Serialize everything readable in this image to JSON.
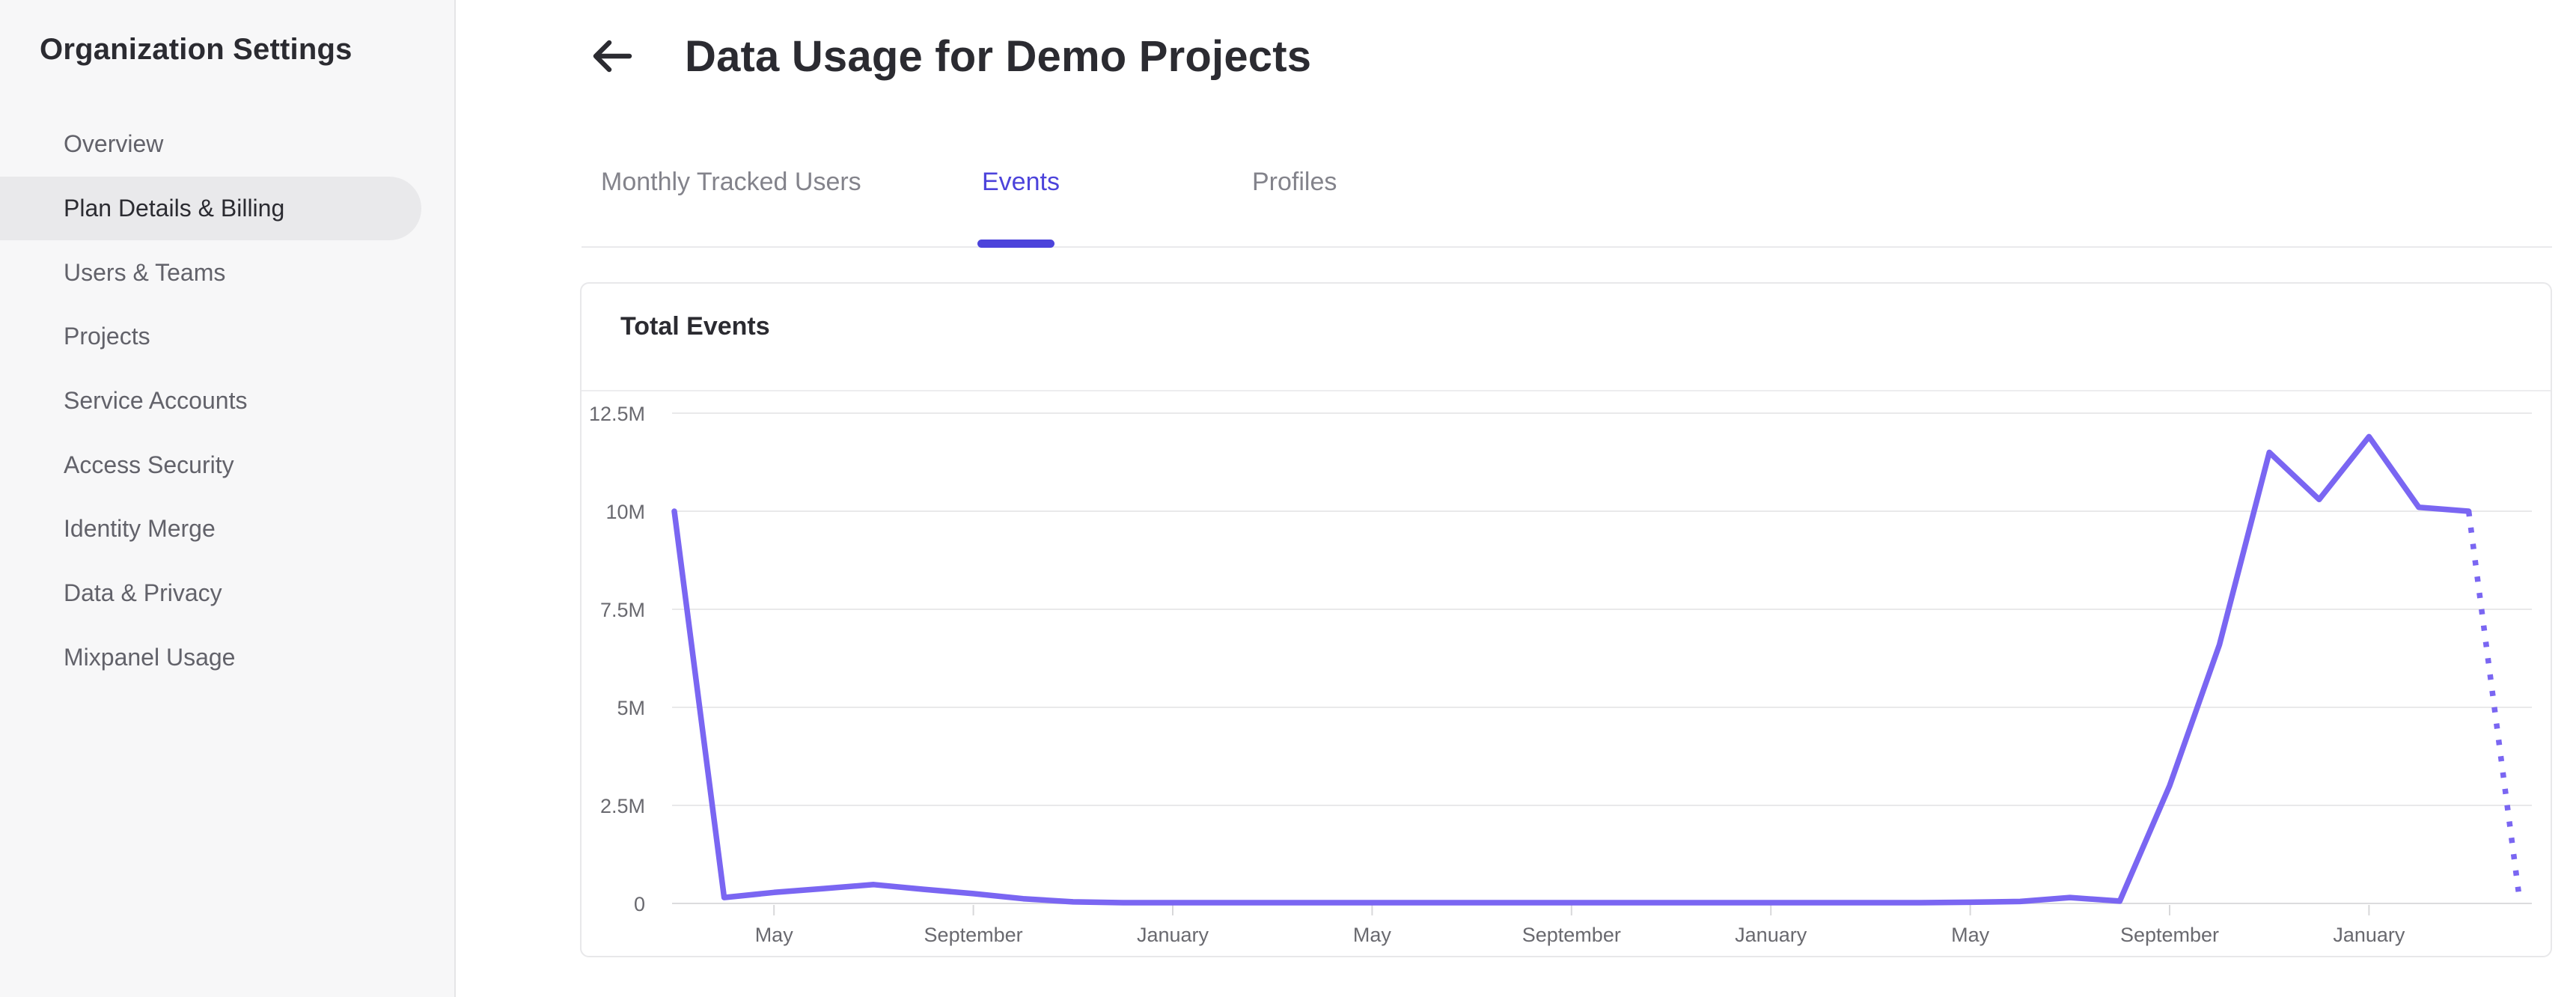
{
  "sidebar": {
    "title": "Organization Settings",
    "items": [
      {
        "label": "Overview",
        "active": false
      },
      {
        "label": "Plan Details & Billing",
        "active": true
      },
      {
        "label": "Users & Teams",
        "active": false
      },
      {
        "label": "Projects",
        "active": false
      },
      {
        "label": "Service Accounts",
        "active": false
      },
      {
        "label": "Access Security",
        "active": false
      },
      {
        "label": "Identity Merge",
        "active": false
      },
      {
        "label": "Data & Privacy",
        "active": false
      },
      {
        "label": "Mixpanel Usage",
        "active": false
      }
    ]
  },
  "header": {
    "title": "Data Usage for Demo Projects",
    "back_icon": "left-arrow-icon"
  },
  "tabs": {
    "items": [
      {
        "label": "Monthly Tracked Users",
        "active": false
      },
      {
        "label": "Events",
        "active": true
      },
      {
        "label": "Profiles",
        "active": false
      }
    ],
    "accent_color": "#4c43db"
  },
  "card": {
    "title": "Total Events"
  },
  "chart_data": {
    "type": "line",
    "title": "Total Events",
    "x_unit": "month",
    "values_unit": "millions of events",
    "ylim_millions": [
      0,
      12.5
    ],
    "y_tick_labels": [
      "12.5M",
      "10M",
      "7.5M",
      "5M",
      "2.5M",
      "0"
    ],
    "y_tick_values_millions": [
      12.5,
      10,
      7.5,
      5,
      2.5,
      0
    ],
    "x_tick_labels": [
      "May",
      "September",
      "January",
      "May",
      "September",
      "January",
      "May",
      "September",
      "January"
    ],
    "x_tick_point_indices": [
      2,
      6,
      10,
      14,
      18,
      22,
      26,
      30,
      34
    ],
    "grid": "horizontal",
    "legend": "none",
    "line_color": "#7a66f2",
    "axis_text_color": "#69696f",
    "values_millions": [
      10.0,
      0.15,
      0.28,
      0.38,
      0.48,
      0.36,
      0.25,
      0.12,
      0.04,
      0.02,
      0.02,
      0.02,
      0.02,
      0.02,
      0.02,
      0.02,
      0.02,
      0.02,
      0.02,
      0.02,
      0.02,
      0.02,
      0.02,
      0.02,
      0.02,
      0.02,
      0.03,
      0.05,
      0.15,
      0.06,
      3.0,
      6.6,
      11.5,
      10.3,
      11.9,
      10.1,
      10.0,
      0.3
    ],
    "dotted_from_index": 36
  }
}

**What to produce**
Except for the pictures, print the data above exactly.

**Correct output**
Serialize everything readable in this image to JSON.
{
  "sidebar": {
    "title": "Organization Settings",
    "items": [
      {
        "label": "Overview",
        "active": false
      },
      {
        "label": "Plan Details & Billing",
        "active": true
      },
      {
        "label": "Users & Teams",
        "active": false
      },
      {
        "label": "Projects",
        "active": false
      },
      {
        "label": "Service Accounts",
        "active": false
      },
      {
        "label": "Access Security",
        "active": false
      },
      {
        "label": "Identity Merge",
        "active": false
      },
      {
        "label": "Data & Privacy",
        "active": false
      },
      {
        "label": "Mixpanel Usage",
        "active": false
      }
    ]
  },
  "header": {
    "title": "Data Usage for Demo Projects",
    "back_icon": "left-arrow-icon"
  },
  "tabs": {
    "items": [
      {
        "label": "Monthly Tracked Users",
        "active": false
      },
      {
        "label": "Events",
        "active": true
      },
      {
        "label": "Profiles",
        "active": false
      }
    ],
    "accent_color": "#4c43db"
  },
  "card": {
    "title": "Total Events"
  },
  "chart_data": {
    "type": "line",
    "title": "Total Events",
    "x_unit": "month",
    "values_unit": "millions of events",
    "ylim_millions": [
      0,
      12.5
    ],
    "y_tick_labels": [
      "12.5M",
      "10M",
      "7.5M",
      "5M",
      "2.5M",
      "0"
    ],
    "y_tick_values_millions": [
      12.5,
      10,
      7.5,
      5,
      2.5,
      0
    ],
    "x_tick_labels": [
      "May",
      "September",
      "January",
      "May",
      "September",
      "January",
      "May",
      "September",
      "January"
    ],
    "x_tick_point_indices": [
      2,
      6,
      10,
      14,
      18,
      22,
      26,
      30,
      34
    ],
    "grid": "horizontal",
    "legend": "none",
    "line_color": "#7a66f2",
    "axis_text_color": "#69696f",
    "values_millions": [
      10.0,
      0.15,
      0.28,
      0.38,
      0.48,
      0.36,
      0.25,
      0.12,
      0.04,
      0.02,
      0.02,
      0.02,
      0.02,
      0.02,
      0.02,
      0.02,
      0.02,
      0.02,
      0.02,
      0.02,
      0.02,
      0.02,
      0.02,
      0.02,
      0.02,
      0.02,
      0.03,
      0.05,
      0.15,
      0.06,
      3.0,
      6.6,
      11.5,
      10.3,
      11.9,
      10.1,
      10.0,
      0.3
    ],
    "dotted_from_index": 36
  }
}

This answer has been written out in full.